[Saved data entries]

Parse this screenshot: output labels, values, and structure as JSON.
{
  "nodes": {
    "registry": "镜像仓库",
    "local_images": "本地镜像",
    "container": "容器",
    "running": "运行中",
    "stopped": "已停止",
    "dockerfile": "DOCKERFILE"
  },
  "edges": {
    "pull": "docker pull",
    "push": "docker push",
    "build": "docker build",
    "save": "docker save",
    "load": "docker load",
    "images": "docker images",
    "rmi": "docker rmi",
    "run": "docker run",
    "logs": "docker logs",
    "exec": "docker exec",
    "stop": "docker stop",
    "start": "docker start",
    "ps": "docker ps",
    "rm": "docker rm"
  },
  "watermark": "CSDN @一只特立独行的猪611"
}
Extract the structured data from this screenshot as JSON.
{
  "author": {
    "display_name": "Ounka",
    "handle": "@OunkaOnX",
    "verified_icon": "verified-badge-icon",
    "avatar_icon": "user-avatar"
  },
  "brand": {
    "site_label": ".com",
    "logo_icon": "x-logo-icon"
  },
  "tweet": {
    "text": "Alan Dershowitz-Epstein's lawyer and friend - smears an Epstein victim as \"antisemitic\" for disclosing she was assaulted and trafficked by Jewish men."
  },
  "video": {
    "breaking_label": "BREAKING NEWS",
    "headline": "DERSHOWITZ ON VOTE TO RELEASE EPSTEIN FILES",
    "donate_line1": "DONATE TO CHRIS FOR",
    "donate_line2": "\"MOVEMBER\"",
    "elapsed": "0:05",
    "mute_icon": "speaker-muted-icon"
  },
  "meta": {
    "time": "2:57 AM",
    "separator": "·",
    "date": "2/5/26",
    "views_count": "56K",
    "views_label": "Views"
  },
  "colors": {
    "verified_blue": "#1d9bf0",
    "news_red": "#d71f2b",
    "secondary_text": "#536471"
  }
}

Direction: Return the whole listing exactly.

Complete response:
Parse this screenshot: output labels, values, and structure as JSON.
{
  "nodes": {
    "registry": "镜像仓库",
    "local_images": "本地镜像",
    "container": "容器",
    "running": "运行中",
    "stopped": "已停止",
    "dockerfile": "DOCKERFILE"
  },
  "edges": {
    "pull": "docker pull",
    "push": "docker push",
    "build": "docker build",
    "save": "docker save",
    "load": "docker load",
    "images": "docker images",
    "rmi": "docker rmi",
    "run": "docker run",
    "logs": "docker logs",
    "exec": "docker exec",
    "stop": "docker stop",
    "start": "docker start",
    "ps": "docker ps",
    "rm": "docker rm"
  },
  "watermark": "CSDN @一只特立独行的猪611"
}
Extract the structured data from this screenshot as JSON.
{
  "author": {
    "display_name": "Ounka",
    "handle": "@OunkaOnX",
    "verified_icon": "verified-badge-icon",
    "avatar_icon": "user-avatar"
  },
  "brand": {
    "site_label": ".com",
    "logo_icon": "x-logo-icon"
  },
  "tweet": {
    "text": "Alan Dershowitz-Epstein's lawyer and friend - smears an Epstein victim as \"antisemitic\" for disclosing she was assaulted and trafficked by Jewish men."
  },
  "video": {
    "breaking_label": "BREAKING NEWS",
    "headline": "DERSHOWITZ ON VOTE TO RELEASE EPSTEIN FILES",
    "donate_line1": "DONATE TO CHRIS FOR",
    "donate_line2": "\"MOVEMBER\"",
    "elapsed": "0:05",
    "mute_icon": "speaker-muted-icon"
  },
  "meta": {
    "time": "2:57 AM",
    "separator": "·",
    "date": "2/5/26",
    "views_count": "56K",
    "views_label": "Views"
  },
  "colors": {
    "verified_blue": "#1d9bf0",
    "news_red": "#d71f2b",
    "secondary_text": "#536471"
  }
}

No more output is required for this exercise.